◆ **What you will do**: Rewrite the entries below as a numbered list, from the start through the line containing "formula-input[interactable] bbox=[496, 177, 1200, 226]", omitting any blank lines. Include only those lines.

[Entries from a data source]
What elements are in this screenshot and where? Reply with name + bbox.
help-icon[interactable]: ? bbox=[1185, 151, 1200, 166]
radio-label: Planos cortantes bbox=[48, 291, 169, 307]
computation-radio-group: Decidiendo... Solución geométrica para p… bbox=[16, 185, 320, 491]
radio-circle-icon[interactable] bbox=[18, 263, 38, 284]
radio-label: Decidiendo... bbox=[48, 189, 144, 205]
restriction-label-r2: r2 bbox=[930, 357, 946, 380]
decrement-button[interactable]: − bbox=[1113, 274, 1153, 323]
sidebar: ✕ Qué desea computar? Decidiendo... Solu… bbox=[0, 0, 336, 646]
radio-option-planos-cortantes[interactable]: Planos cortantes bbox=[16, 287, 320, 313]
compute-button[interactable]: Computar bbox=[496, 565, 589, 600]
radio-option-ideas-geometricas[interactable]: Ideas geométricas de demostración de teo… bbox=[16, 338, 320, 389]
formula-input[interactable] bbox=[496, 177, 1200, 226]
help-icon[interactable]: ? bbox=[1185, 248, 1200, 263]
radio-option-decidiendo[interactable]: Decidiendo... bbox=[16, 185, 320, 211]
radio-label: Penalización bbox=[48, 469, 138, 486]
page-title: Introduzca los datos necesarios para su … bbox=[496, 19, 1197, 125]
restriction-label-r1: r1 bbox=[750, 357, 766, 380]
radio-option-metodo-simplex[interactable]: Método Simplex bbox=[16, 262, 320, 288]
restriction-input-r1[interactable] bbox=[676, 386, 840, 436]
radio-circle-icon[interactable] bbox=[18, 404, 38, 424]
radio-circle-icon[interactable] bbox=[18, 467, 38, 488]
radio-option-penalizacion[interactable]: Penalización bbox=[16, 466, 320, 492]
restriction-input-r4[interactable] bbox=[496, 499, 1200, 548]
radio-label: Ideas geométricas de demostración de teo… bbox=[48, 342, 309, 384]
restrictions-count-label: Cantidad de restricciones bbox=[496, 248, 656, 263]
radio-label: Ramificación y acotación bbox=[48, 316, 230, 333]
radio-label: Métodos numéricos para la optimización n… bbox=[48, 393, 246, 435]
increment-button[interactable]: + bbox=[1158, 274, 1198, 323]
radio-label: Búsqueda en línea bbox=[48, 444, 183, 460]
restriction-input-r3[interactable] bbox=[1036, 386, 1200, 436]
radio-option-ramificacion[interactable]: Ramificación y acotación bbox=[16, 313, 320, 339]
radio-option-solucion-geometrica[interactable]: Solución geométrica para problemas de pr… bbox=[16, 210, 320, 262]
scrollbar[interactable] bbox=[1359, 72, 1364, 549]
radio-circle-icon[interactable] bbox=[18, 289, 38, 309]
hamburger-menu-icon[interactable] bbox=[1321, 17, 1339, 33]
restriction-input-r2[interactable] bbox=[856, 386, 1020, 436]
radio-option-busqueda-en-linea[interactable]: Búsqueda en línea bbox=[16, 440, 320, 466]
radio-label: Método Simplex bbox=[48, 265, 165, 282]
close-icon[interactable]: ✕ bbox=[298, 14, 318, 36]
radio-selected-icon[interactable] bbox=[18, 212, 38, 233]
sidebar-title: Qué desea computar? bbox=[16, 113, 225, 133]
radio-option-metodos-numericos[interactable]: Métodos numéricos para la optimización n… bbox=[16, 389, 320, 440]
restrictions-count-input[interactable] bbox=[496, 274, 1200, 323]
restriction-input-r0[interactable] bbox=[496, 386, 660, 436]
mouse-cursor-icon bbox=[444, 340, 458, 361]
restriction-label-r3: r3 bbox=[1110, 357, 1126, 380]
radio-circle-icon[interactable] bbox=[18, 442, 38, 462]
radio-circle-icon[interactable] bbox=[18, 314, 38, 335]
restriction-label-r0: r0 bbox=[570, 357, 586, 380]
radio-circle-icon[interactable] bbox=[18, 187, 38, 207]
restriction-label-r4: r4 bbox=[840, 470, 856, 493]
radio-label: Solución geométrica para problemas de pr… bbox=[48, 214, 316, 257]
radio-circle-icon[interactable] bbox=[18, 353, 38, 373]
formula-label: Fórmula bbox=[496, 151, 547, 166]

◆ **Solution to this task**:
1. What elements are in this screenshot and where? Reply with name + bbox.
2. help-icon[interactable]: ? bbox=[1185, 151, 1200, 166]
3. radio-label: Planos cortantes bbox=[48, 291, 169, 307]
4. computation-radio-group: Decidiendo... Solución geométrica para p… bbox=[16, 185, 320, 491]
5. radio-circle-icon[interactable] bbox=[18, 263, 38, 284]
6. radio-label: Decidiendo... bbox=[48, 189, 144, 205]
7. restriction-label-r2: r2 bbox=[930, 357, 946, 380]
8. decrement-button[interactable]: − bbox=[1113, 274, 1153, 323]
9. sidebar: ✕ Qué desea computar? Decidiendo... Solu… bbox=[0, 0, 336, 646]
10. radio-option-planos-cortantes[interactable]: Planos cortantes bbox=[16, 287, 320, 313]
11. compute-button[interactable]: Computar bbox=[496, 565, 589, 600]
12. radio-option-ideas-geometricas[interactable]: Ideas geométricas de demostración de teo… bbox=[16, 338, 320, 389]
13. formula-input[interactable] bbox=[496, 177, 1200, 226]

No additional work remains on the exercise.